Identify the lines containing the word "offset". Copy each one.

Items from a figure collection
======
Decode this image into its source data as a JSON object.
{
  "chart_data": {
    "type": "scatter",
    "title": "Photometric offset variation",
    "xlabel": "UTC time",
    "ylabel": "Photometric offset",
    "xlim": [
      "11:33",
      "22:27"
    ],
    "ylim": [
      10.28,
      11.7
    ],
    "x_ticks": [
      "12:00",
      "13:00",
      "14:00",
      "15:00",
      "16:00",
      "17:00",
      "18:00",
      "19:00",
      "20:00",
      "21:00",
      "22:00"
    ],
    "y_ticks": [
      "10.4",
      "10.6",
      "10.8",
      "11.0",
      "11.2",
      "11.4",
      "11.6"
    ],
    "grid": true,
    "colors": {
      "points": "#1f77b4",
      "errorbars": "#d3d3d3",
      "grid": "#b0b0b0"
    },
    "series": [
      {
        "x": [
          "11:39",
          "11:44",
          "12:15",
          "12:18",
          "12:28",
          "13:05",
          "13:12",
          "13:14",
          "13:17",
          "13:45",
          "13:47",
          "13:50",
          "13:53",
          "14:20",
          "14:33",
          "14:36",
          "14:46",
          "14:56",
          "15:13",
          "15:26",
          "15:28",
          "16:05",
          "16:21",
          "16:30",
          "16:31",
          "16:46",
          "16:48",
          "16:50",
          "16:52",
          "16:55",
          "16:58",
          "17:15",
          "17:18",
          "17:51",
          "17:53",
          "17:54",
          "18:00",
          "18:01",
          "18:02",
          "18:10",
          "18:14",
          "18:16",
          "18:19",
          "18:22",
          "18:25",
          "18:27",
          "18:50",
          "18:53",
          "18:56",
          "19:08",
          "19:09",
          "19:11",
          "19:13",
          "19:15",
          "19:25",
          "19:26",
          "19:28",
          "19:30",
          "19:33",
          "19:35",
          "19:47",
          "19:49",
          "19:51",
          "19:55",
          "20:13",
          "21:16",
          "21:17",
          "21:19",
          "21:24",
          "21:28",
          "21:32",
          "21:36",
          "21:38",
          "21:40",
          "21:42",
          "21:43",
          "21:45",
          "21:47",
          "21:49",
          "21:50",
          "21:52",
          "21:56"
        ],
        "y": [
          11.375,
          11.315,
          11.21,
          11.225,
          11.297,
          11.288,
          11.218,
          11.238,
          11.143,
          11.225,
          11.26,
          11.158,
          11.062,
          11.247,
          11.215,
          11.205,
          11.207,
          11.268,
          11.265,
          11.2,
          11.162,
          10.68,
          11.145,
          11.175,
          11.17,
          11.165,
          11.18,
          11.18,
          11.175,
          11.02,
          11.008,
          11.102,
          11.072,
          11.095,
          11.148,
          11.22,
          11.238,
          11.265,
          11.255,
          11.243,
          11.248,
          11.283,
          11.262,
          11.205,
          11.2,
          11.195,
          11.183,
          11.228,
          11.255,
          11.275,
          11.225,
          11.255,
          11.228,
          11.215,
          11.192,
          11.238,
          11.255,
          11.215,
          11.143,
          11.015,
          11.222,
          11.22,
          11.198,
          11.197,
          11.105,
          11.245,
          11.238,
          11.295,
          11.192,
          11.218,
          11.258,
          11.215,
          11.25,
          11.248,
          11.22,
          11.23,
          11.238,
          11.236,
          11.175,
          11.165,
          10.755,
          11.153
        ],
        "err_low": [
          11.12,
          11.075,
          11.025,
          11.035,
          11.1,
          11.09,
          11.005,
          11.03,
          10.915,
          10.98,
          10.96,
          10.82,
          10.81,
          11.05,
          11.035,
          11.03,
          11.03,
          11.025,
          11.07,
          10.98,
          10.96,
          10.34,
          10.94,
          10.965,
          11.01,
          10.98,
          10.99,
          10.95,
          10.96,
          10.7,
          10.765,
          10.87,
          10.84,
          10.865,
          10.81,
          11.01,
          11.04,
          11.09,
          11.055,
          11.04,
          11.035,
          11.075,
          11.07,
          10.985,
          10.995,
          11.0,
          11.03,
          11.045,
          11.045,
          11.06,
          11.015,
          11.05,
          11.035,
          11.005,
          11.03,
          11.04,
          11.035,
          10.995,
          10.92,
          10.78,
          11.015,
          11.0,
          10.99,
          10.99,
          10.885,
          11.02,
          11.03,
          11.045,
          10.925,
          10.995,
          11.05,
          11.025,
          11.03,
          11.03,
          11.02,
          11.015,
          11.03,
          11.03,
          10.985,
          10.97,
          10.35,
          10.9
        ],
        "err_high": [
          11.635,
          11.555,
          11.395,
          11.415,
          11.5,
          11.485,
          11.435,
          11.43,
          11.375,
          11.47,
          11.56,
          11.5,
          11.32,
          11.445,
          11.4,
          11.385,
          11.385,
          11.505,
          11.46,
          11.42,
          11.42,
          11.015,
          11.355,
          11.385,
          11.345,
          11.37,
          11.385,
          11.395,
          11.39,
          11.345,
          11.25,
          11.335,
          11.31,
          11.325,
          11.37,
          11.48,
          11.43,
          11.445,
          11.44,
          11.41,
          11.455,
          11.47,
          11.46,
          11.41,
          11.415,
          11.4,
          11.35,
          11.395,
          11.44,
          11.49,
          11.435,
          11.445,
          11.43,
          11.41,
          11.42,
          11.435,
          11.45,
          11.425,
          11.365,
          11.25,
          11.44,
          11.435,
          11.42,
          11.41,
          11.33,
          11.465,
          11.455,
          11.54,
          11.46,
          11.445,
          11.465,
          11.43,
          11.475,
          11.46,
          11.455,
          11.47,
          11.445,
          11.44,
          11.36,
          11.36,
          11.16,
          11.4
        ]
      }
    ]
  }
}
======
SOLUTION
    "title": "Photometric offset variation",
    "ylabel": "Photometric offset",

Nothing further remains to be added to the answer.